DOCUMENT SECTION
---+---

In My Bones

Yesterday I turned forty-one. Today, I renewed my blog subscription. My best friend since 10th grade gave me a new journal for my birthday, so, I know it’s what’s best for me- what’s best for all… Keep Writing.

While it’s a long, sad and unbelievable story (like much of my life) my entire previous blog is gone. Disappeared. I thought that was impossible on the internet. Once things are on the web, I thought that was pretty permanent. But, not the case. In my mental fog and grief clouded judgement, I somehow canceled my blog/ website host and also deleted everything I’d written about our journey as well.

I’ve grieved that loss too. It’s writing it’s words. It’s stories and experiences I mostly shared to help heal myself, but also to help heal others too. It’s still in me. They are still experiences and events that very much impacted my world forever. But they are not accessible in ink. And it was sort of like losing Isabella all over again.

I’ve kept journals since I was sixteen. I never go back and read them. I have written about Isabella with paper and ink, and through my blog. I’ve bought into the belief that writing on paper, methodically with a pen, that through the stroke of ink something sparks in the brain. Some healing. Some “ah-ha” moment. Some release. And I still write on paper.

But I needed this blog in my bones. As a way to share. As a way to connect. As an outlet when I can not keep it in one more minute.

So, here we are again.

Isabella would be a year old April 21, 2021. We continue to talk about her life and remember her in ways that are meaningful to us as a family. I was able to share a bit of her story with a local woman’s organization that is aiding is raising money for a 4-D Sonogram machine for the MFM physician which walked with us for twenty weeks.

I’ve written a piece for the area Hospice facility that supported our kids while navigating these turbulent waters and acted as a guide and resource for us when we new very little about Isabella’s diagnosis and what it all might mean.

I’m grateful to share. I’m happy to tell others about our beautiful daughter. I wish I could have known her more. I wish the world could have known her better. That’s why I share her story, to keep her alive. To help heal my mama heart. To join other loss moms in raising awareness and not remaining silent out of fear of hurting someones feelings to talking about something terrible.

The pain in my heart I’d wish on noone. The way it sometimes overcomes me and I want to hold my child just one more time- it still seems very unfair. BUT, I love Isabella and I’m glad she existed. And I’ll never stop celebrating her short life.

---+---

SOURCE INFORMATION
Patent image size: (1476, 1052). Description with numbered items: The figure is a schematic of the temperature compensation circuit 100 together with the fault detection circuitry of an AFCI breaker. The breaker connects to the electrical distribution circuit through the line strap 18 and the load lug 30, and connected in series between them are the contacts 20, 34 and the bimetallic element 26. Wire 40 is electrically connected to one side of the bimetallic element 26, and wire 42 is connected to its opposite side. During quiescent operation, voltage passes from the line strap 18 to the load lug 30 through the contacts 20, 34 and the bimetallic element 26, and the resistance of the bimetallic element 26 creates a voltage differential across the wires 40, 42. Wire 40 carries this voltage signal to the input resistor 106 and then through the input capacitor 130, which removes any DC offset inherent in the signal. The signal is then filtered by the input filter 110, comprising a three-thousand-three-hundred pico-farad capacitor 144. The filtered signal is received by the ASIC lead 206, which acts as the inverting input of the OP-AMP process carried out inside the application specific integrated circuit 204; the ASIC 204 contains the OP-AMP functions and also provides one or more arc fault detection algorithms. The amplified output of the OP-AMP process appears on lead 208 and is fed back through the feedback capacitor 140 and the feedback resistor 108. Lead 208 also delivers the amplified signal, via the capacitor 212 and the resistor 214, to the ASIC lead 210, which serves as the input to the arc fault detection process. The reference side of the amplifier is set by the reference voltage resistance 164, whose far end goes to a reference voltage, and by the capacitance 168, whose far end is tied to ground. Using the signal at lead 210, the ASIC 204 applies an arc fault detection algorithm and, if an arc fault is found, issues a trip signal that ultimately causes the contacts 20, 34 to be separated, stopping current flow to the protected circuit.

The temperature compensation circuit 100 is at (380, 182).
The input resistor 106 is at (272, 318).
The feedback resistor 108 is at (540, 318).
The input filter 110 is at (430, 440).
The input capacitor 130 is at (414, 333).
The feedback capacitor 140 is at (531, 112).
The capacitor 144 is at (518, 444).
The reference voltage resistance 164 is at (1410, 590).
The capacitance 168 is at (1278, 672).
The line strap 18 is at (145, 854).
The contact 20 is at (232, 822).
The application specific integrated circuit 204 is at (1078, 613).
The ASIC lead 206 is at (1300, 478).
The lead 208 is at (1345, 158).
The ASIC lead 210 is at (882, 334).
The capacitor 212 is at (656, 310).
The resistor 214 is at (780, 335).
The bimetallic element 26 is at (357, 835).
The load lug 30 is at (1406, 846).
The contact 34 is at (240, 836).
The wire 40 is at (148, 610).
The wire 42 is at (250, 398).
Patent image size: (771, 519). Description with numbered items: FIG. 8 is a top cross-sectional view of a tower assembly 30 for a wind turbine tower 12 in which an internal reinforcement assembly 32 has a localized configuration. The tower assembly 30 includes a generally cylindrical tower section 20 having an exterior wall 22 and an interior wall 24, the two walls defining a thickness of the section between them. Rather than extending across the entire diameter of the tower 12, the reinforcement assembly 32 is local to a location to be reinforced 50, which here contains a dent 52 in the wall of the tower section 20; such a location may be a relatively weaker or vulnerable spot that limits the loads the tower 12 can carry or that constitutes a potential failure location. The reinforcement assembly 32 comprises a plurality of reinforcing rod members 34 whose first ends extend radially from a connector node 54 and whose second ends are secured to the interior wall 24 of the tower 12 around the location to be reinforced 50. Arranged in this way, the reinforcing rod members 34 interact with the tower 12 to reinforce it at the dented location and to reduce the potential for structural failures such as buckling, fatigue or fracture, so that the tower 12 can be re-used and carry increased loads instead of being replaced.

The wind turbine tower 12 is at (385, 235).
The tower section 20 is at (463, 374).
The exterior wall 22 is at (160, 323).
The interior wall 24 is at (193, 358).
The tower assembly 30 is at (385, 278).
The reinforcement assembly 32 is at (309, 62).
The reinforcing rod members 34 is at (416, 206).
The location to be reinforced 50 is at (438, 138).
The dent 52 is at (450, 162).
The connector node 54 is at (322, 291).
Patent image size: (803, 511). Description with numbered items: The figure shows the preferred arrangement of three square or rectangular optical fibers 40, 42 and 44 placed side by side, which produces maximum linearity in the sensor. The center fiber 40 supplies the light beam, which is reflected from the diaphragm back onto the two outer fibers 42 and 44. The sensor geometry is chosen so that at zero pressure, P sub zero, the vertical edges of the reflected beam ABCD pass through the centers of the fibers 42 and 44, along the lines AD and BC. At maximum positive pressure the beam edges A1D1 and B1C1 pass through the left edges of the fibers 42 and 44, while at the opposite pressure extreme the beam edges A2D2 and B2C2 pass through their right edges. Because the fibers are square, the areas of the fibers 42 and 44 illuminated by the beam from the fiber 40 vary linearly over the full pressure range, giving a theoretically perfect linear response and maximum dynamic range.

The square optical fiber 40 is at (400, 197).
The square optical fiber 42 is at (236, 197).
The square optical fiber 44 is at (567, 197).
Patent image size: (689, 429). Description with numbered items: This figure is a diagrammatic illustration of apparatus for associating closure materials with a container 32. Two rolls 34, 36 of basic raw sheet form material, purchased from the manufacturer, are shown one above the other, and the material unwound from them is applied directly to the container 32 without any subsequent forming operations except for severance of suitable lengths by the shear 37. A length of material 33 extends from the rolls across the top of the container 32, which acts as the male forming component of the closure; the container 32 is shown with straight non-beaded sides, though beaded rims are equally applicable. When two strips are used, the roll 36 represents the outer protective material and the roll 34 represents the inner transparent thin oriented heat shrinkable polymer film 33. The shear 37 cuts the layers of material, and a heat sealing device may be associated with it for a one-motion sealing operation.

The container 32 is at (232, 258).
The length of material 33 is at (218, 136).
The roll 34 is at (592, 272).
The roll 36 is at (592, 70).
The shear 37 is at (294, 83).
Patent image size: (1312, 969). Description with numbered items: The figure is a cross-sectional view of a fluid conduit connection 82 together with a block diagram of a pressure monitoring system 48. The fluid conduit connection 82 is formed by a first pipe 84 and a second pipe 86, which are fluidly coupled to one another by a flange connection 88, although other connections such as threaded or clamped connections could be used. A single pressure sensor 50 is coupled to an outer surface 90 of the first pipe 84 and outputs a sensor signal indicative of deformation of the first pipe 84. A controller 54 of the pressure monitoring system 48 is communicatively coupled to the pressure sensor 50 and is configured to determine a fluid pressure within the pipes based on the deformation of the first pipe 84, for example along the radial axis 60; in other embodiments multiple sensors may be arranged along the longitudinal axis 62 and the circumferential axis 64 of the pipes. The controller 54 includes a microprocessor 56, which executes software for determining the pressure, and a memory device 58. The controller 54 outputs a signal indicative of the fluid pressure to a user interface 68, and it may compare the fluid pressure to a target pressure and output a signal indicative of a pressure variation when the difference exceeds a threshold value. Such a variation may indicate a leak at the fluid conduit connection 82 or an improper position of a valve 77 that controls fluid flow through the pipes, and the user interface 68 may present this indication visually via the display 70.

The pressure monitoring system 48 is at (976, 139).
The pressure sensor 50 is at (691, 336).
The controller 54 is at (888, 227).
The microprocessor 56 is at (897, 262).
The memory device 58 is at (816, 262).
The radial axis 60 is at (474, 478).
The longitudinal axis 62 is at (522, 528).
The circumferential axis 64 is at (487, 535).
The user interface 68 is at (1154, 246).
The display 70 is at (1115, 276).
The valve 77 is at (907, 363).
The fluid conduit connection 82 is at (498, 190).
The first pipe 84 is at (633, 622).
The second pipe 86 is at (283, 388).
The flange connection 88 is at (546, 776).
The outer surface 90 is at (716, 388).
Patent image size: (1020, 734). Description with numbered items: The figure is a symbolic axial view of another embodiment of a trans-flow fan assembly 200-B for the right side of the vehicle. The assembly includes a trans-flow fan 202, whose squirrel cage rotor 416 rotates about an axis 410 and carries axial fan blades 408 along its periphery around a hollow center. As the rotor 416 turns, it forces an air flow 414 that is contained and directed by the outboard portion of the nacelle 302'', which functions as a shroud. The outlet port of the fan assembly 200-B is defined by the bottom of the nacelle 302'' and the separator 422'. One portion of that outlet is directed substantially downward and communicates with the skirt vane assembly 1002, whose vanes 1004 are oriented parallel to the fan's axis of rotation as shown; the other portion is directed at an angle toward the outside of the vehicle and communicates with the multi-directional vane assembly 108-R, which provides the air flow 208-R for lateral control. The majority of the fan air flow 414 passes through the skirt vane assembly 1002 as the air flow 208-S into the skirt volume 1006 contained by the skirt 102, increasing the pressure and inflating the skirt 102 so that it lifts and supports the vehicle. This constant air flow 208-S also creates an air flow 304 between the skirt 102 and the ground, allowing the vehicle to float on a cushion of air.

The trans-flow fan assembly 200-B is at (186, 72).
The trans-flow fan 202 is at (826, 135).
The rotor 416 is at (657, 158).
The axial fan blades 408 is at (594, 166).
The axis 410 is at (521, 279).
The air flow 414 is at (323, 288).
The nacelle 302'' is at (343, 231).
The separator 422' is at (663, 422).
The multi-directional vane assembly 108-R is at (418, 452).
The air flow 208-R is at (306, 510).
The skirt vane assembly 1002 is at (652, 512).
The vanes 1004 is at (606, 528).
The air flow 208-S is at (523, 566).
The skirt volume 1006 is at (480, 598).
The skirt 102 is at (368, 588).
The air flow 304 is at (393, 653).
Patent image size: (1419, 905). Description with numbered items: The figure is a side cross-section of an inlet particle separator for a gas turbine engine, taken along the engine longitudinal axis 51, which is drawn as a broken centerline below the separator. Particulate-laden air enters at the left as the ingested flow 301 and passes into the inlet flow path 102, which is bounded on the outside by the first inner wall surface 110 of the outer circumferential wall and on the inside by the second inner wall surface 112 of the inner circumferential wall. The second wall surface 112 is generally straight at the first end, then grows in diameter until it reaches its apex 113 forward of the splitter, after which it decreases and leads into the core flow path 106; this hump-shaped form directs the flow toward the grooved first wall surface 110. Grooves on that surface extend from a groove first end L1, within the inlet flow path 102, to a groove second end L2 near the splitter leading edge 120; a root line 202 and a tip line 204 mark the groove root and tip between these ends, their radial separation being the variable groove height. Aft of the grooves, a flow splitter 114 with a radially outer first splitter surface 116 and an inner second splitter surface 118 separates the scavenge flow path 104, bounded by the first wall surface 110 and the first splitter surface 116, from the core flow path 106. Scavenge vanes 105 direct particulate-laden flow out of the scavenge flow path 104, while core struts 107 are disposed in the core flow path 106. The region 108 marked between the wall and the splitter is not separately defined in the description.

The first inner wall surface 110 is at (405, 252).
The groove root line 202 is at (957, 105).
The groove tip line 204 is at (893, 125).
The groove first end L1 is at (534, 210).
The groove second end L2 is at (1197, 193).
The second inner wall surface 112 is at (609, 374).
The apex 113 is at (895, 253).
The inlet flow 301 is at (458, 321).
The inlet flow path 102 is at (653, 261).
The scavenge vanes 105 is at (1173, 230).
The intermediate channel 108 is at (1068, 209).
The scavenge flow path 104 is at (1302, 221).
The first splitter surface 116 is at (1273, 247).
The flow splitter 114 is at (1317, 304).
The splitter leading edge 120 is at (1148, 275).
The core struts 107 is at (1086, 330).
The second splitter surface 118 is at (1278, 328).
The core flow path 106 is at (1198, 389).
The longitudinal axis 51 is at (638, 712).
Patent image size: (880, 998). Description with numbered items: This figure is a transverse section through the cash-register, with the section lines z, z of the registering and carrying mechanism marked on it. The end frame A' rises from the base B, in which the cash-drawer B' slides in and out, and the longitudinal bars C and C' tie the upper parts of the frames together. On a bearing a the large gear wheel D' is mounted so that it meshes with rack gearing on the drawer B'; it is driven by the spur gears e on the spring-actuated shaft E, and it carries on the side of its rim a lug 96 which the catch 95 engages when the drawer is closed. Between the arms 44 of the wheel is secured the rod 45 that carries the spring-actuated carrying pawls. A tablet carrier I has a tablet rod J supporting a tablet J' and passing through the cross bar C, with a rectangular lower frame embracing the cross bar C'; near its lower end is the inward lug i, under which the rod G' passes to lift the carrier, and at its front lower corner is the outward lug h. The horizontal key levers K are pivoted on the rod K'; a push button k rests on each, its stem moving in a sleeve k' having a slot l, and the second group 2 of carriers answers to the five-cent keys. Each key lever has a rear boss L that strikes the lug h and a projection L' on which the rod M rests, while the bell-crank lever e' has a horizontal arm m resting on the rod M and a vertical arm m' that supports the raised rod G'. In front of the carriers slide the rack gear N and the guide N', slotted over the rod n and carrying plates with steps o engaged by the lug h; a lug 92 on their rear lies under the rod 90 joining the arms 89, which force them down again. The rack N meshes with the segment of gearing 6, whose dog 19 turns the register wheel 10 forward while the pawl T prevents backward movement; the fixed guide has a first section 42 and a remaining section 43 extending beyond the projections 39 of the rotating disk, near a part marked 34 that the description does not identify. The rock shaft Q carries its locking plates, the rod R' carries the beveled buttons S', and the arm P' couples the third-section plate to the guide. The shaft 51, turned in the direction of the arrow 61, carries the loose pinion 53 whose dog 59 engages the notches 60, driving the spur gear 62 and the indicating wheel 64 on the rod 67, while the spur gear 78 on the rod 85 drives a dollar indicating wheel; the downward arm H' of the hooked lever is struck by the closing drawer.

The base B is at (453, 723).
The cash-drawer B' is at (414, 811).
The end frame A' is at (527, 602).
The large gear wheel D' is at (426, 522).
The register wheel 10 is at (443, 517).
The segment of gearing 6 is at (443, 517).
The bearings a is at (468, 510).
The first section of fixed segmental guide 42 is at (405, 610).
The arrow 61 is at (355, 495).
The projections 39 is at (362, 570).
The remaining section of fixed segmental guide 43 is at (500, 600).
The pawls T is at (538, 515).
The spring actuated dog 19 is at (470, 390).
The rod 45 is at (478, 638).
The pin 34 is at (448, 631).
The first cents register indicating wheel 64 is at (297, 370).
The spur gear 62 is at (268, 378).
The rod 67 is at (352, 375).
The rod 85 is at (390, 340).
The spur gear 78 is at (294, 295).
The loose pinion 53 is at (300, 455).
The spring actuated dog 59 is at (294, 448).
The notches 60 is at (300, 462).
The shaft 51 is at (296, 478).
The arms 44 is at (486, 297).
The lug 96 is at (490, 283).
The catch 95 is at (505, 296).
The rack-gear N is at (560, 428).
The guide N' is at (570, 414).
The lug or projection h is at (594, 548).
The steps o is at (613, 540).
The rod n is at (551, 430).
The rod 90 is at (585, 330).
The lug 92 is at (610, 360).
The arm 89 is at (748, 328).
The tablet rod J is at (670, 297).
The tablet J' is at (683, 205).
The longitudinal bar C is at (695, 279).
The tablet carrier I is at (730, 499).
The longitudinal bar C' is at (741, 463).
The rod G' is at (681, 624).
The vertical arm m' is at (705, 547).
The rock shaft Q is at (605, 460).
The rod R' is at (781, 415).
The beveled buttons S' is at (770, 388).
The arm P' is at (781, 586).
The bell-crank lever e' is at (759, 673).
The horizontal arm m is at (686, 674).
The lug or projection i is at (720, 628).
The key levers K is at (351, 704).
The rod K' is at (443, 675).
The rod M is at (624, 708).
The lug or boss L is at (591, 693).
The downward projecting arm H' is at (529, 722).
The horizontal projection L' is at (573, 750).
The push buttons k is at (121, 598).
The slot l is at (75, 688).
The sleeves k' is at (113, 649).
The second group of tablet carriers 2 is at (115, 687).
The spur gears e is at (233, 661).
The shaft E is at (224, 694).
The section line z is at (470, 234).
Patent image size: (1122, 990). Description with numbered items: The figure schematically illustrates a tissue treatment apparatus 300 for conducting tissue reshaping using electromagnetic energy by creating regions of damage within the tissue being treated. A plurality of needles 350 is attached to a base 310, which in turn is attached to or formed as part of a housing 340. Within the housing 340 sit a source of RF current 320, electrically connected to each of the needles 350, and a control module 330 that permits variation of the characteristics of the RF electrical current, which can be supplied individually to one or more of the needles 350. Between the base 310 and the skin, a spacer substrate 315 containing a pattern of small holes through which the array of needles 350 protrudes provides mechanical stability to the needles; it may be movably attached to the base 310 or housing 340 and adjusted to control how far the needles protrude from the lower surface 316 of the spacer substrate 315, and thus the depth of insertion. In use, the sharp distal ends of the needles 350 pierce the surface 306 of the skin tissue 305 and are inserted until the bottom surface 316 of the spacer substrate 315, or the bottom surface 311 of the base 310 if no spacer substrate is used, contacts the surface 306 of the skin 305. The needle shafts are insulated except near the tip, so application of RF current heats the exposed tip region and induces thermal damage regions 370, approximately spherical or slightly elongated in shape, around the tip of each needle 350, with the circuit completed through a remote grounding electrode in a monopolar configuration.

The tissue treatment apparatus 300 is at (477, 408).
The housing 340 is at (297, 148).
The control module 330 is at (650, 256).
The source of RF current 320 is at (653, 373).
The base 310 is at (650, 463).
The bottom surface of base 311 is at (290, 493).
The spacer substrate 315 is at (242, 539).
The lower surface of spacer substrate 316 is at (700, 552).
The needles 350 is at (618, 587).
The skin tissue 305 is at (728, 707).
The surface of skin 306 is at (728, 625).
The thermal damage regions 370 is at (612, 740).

---+---

TASK LIST
**1)** Quote from the blog post word for word everything from "I’ve kept journals" down to "we are again.".
**2)** Answer these questions from the blog post:
(a) What age did the writer turn the day before renewing the blog subscription?
(b) Since what age has the writer kept journals?
(c) On what date would Isabella be a year old?

RESULTS IN ORDER
**1)**
I’ve kept journals since I was sixteen. I never go back and read them. I have written about Isabella with paper and ink, and through my blog. I’ve bought into the belief that writing on paper, methodically with a pen, that through the stroke of ink something sparks in the brain. Some healing. Some “ah-ha” moment. Some release. And I still write on paper.

But I needed this blog in my bones. As a way to share. As a way to connect. As an outlet when I can not keep it in one more minute.

So, here we are again.

**2)**
(a) Forty-one.
(b) Sixteen.
(c) April 21, 2021.